* _The task_: Filter the data for lines with the word "fully", then copy every line so identified.

........

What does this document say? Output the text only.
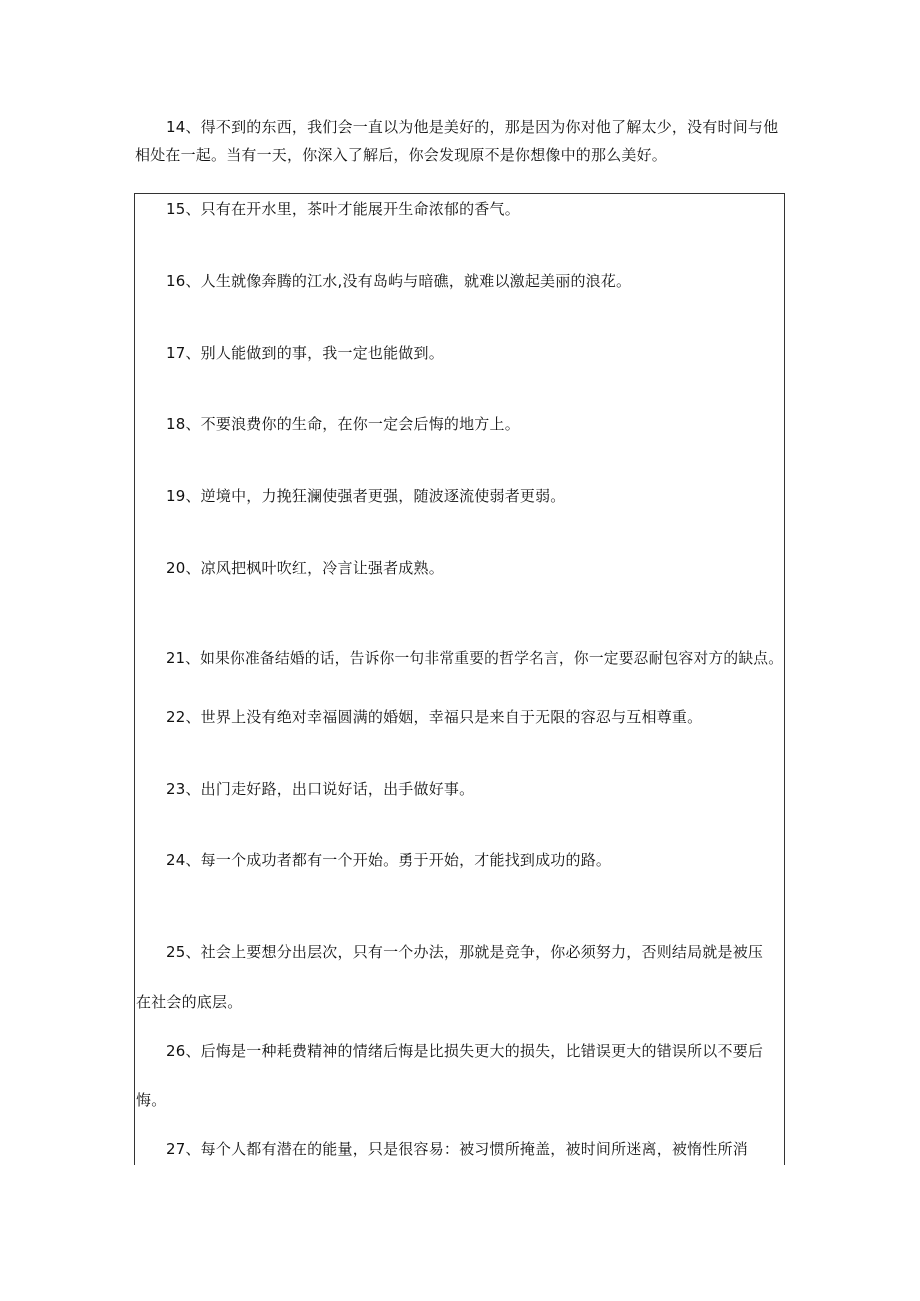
14、得不到的东西，我们会一直以为他是美好的，那是因为你对他了解太少，没有时间与他
相处在一起。当有一天，你深入了解后，你会发现原不是你想像中的那么美好。
15、只有在开水里，茶叶才能展开生命浓郁的香气。
16、人生就像奔腾的江水,没有岛屿与暗礁，就难以激起美丽的浪花。
17、别人能做到的事，我一定也能做到。
18、不要浪费你的生命，在你一定会后悔的地方上。
19、逆境中，力挽狂澜使强者更强，随波逐流使弱者更弱。
20、凉风把枫叶吹红，冷言让强者成熟。
21、如果你准备结婚的话，告诉你一句非常重要的哲学名言，你一定要忍耐包容对方的缺点。
22、世界上没有绝对幸福圆满的婚姻，幸福只是来自于无限的容忍与互相尊重。
23、出门走好路，出口说好话，出手做好事。
24、每一个成功者都有一个开始。勇于开始，才能找到成功的路。
25、社会上要想分出层次，只有一个办法，那就是竞争，你必须努力，否则结局就是被压
在社会的底层。
26、后悔是一种耗费精神的情绪后悔是比损失更大的损失，比错误更大的错误所以不要后
悔。
27、每个人都有潜在的能量，只是很容易：被习惯所掩盖，被时间所迷离，被惰性所消
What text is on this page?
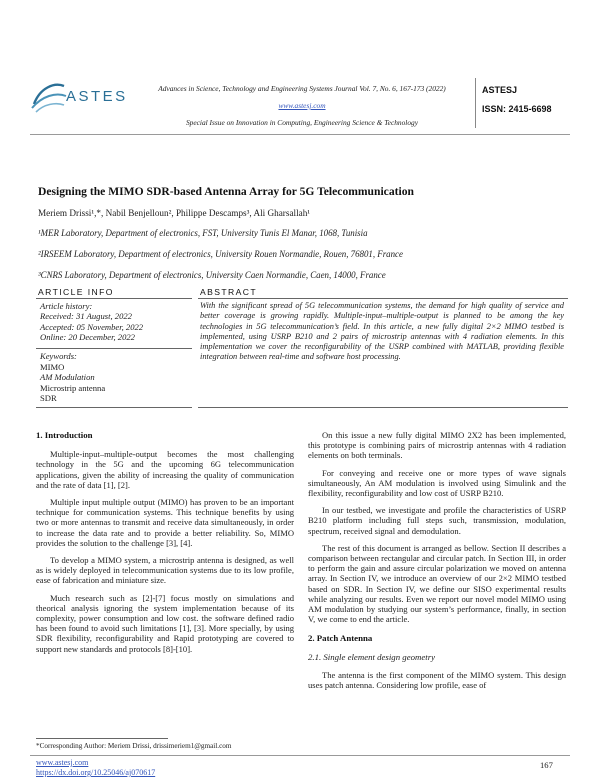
ASTES	Advances in Science, Technology and Engineering Systems Journal Vol. 7, No. 6, 167-173 (2022)
www.astesj.com
Special Issue on Innovation in Computing, Engineering Science & Technology
ASTESJ
ISSN: 2415-6698
Designing the MIMO SDR-based Antenna Array for 5G Telecommunication
Meriem Drissi¹,*, Nabil Benjelloun², Philippe Descamps³, Ali Gharsallah¹
¹MER Laboratory, Department of electronics, FST, University Tunis El Manar, 1068, Tunisia
²IRSEEM Laboratory, Department of electronics, University Rouen Normandie, Rouen, 76801, France
³CNRS Laboratory, Department of electronics, University Caen Normandie, Caen, 14000, France
ARTICLE INFO	ABSTRACT
Article history:
Received: 31 August, 2022
Accepted: 05 November, 2022
Online: 20 December, 2022
Keywords:
MIMO
AM Modulation
Microstrip antenna
SDR
With the significant spread of 5G telecommunication systems, the demand for high quality of service and better coverage is growing rapidly. Multiple-input–multiple-output is planned to be among the key technologies in 5G telecommunication’s field. In this article, a new fully digital 2×2 MIMO testbed is implemented, using USRP B210 and 2 pairs of microstrip antennas with 4 radiation elements. In this implementation we cover the reconfigurability of the USRP combined with MATLAB, providing flexible integration between real-time and software host processing.
1. Introduction

Multiple-input–multiple-output becomes the most challenging technology in the 5G and the upcoming 6G telecommunication applications, given the ability of increasing the quality of communication and the rate of data [1], [2].

Multiple input multiple output (MIMO) has proven to be an important technique for communication systems. This technique benefits by using two or more antennas to transmit and receive data simultaneously, in order to increase the data rate and to provide a better reliability. So, MIMO provides the solution to the challenge [3], [4].

To develop a MIMO system, a microstrip antenna is designed, as well as is widely deployed in telecommunication systems due to its low profile, ease of fabrication and miniature size.

Much research such as [2]-[7] focus mostly on simulations and theorical analysis ignoring the system implementation because of its complexity, power consumption and low cost. the software defined radio has been found to avoid such limitations [1], [3]. More specially, by using SDR flexibility, reconfigurability and Rapid prototyping are covered to support new standards and protocols [8]-[10].

On this issue a new fully digital MIMO 2X2 has been implemented, this prototype is combining pairs of microstrip antennas with 4 radiation elements on both terminals.

For conveying and receive one or more types of wave signals simultaneously, An AM modulation is involved using Simulink and the flexibility, reconfigurability and low cost of USRP B210.

In our testbed, we investigate and profile the characteristics of USRP B210 platform including full steps such, transmission, modulation, spectrum, received signal and demodulation.

The rest of this document is arranged as bellow. Section II describes a comparison between rectangular and circular patch. In Section III, in order to perform the gain and assure circular polarization we moved on antenna array. In Section IV, we introduce an overview of our 2×2 MIMO testbed based on SDR. In Section IV, we define our SISO experimental results while analyzing our results. Even we report our novel model MIMO using AM modulation by studying our system’s performance, finally, in section V, we come to end the article.

2. Patch Antenna
2.1. Single element design geometry

The antenna is the first component of the MIMO system. This design uses patch antenna. Considering low profile, ease of

*Corresponding Author: Meriem Drissi, drissimeriem1@gmail.com
www.astesj.com
https://dx.doi.org/10.25046/aj070617
167
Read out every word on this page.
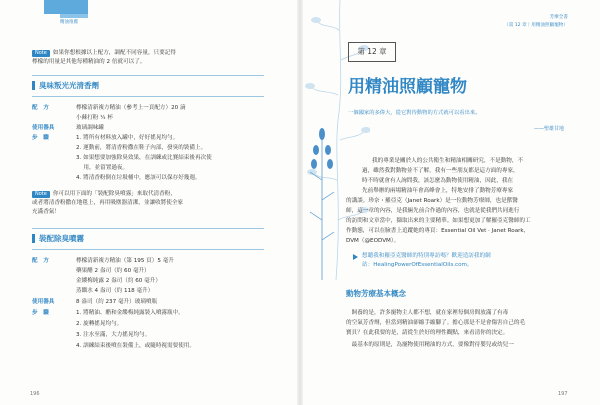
精油推薦
Note 如果你想根據以上配方，調配不同容量，只要記得
檸檬的用量是其他每種精油的 2 倍就可以了。
臭味叛光光清香劑
配　方	檸檬清新複方精油（參考上一頁配方）20 滴
小蘇打粉 ¼ 杯
使用器具	玻璃調味罐
步　驟	1. 將所有材料放入罐中，好好搖晃均勻。
2. 運動前，將清香粉撒在鞋子內部，發臭的裝備上。
3. 如果想要加強除臭效果，在訓練或比賽結束後再次使
　 用，並留置過夜。
4. 將清香粉倒在垃圾桶中，應該可以保存好幾週。
Note 你可以用下面的「裝配除臭噴霧」來取代清香粉，
或者將清香粉撒在地毯上，再用吸塵器清潔，並讓收將使全家
充滿香氣！
裝配除臭噴霧
配　方	檸檬清新複方精油（第 195 頁）5 毫升
藥果醋 2 盎司（約 60 毫升）
金縷梅純露 2 盎司（約 60 毫升）
蒸餾水 4 盎司（約 118 毫升）
使用器具	8 盎司（約 237 毫升）玻璃噴瓶
步　驟	1. 將精油、醋和金縷梅純露裝入噴霧瓶中。
2. 旋轉搖晃均勻。
3. 注水至滿，大力搖晃均勻。
4. 訓練結束後噴在裝備上，或隨時視需要使用。
196
芳療全書
（第 12 章｜用精油照顧寵物）
第 12 章
用精油照顧寵物
一個國家的多偉大，從它對待動物的方式就可以看出來。
——聖雄甘地
我的專業是關於人的公共衛生和精油相關研究，不是動物，不
過，雖然我對動物並不了解，我有一些朋友都是這方面的專家，
時不時就會有人詢問我，該怎麼為動物使用精油，因此，我在
先前舉辦的兩場精油年會高峰會上，特地安排了動物芳療專家
的講談。珍奈・羅亞克（Janet Roark）是一位動物芳療師，也是獸醫
師，這一章的內容，是我倆先前合作過的內容，也就是從我們共同進行
的訪問和文章當中，擷取出來的主要精華。如果想更加了解羅亞克醫師的工
作動態，可以在臉書上追蹤她的專頁：Essential Oil Vet · Janet Roark,
DVM（@EODVM）。
想聽我和羅亞克醫師的特別專訪嗎？歡迎造訪我的網
站：HealingPowerOfEssentialOils.com。
動物芳療基本概念
　飼養的是，許多寵物主人都不想，就在家裡每個房間放滿了有毒
的空氣芳香劑，但當到精油卻縮手縮腳了。擔心那是不是會傷害自己的毛
寶貝？在此我要的是，請從生於好的理性觀點，來看清你的決定。
　最基本的原則是，為寵物使用精油的方式，要像對待嬰兒或幼兒一
197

........

* _Task output_:
With the significant spread of 5G telecommunication systems, the demand for high quality of service and better coverage is growing rapidly. Multiple-input–multiple-output is planned to be among the key technologies in 5G telecommunication’s field. In this article, a new fully digital 2×2 MIMO testbed is implemented, using USRP B210 and 2 pairs of microstrip antennas with 4 radiation elements. In this implementation we cover the reconfigurability of the USRP combined with MATLAB, providing flexible integration between real-time and software host processing.
On this issue a new fully digital MIMO 2X2 has been implemented, this prototype is combining pairs of microstrip antennas with 4 radiation elements on both terminals.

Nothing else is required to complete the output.